Please write out the complete listing that follows, exactly as it reads.

§

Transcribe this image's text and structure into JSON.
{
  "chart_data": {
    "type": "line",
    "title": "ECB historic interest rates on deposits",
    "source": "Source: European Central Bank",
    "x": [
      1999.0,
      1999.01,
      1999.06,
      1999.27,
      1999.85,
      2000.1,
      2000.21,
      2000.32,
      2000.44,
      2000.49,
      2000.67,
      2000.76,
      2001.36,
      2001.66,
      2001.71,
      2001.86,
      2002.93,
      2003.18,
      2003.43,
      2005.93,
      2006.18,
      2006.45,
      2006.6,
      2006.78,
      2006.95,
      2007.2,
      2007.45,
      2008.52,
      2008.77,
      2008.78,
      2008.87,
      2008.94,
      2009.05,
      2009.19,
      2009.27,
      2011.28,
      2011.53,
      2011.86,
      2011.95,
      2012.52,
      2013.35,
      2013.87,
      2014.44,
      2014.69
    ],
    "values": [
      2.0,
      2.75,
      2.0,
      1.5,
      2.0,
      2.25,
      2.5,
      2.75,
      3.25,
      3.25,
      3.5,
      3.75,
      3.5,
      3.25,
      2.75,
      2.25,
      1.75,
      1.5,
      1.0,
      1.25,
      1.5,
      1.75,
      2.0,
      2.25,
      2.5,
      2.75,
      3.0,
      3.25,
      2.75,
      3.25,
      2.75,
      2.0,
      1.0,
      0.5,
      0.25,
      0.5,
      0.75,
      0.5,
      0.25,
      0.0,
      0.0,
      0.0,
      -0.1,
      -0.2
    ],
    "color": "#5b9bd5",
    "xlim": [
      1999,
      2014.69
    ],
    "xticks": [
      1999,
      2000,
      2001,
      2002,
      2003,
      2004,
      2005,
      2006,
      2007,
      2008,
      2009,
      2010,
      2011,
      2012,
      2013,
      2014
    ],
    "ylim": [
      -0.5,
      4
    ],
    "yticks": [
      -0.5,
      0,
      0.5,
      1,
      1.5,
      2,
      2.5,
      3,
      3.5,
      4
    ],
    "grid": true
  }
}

§

*WORKED SOLUTION*
Transcribe this image's text and structure into JSON.
{
  "chart_data": {
    "type": "line",
    "title": "ECB historic interest rates on deposits",
    "source": "Source: European Central Bank",
    "x": [
      1999.0,
      1999.01,
      1999.06,
      1999.27,
      1999.85,
      2000.1,
      2000.21,
      2000.32,
      2000.44,
      2000.49,
      2000.67,
      2000.76,
      2001.36,
      2001.66,
      2001.71,
      2001.86,
      2002.93,
      2003.18,
      2003.43,
      2005.93,
      2006.18,
      2006.45,
      2006.6,
      2006.78,
      2006.95,
      2007.2,
      2007.45,
      2008.52,
      2008.77,
      2008.78,
      2008.87,
      2008.94,
      2009.05,
      2009.19,
      2009.27,
      2011.28,
      2011.53,
      2011.86,
      2011.95,
      2012.52,
      2013.35,
      2013.87,
      2014.44,
      2014.69
    ],
    "values": [
      2.0,
      2.75,
      2.0,
      1.5,
      2.0,
      2.25,
      2.5,
      2.75,
      3.25,
      3.25,
      3.5,
      3.75,
      3.5,
      3.25,
      2.75,
      2.25,
      1.75,
      1.5,
      1.0,
      1.25,
      1.5,
      1.75,
      2.0,
      2.25,
      2.5,
      2.75,
      3.0,
      3.25,
      2.75,
      3.25,
      2.75,
      2.0,
      1.0,
      0.5,
      0.25,
      0.5,
      0.75,
      0.5,
      0.25,
      0.0,
      0.0,
      0.0,
      -0.1,
      -0.2
    ],
    "color": "#5b9bd5",
    "xlim": [
      1999,
      2014.69
    ],
    "xticks": [
      1999,
      2000,
      2001,
      2002,
      2003,
      2004,
      2005,
      2006,
      2007,
      2008,
      2009,
      2010,
      2011,
      2012,
      2013,
      2014
    ],
    "ylim": [
      -0.5,
      4
    ],
    "yticks": [
      -0.5,
      0,
      0.5,
      1,
      1.5,
      2,
      2.5,
      3,
      3.5,
      4
    ],
    "grid": true
  }
}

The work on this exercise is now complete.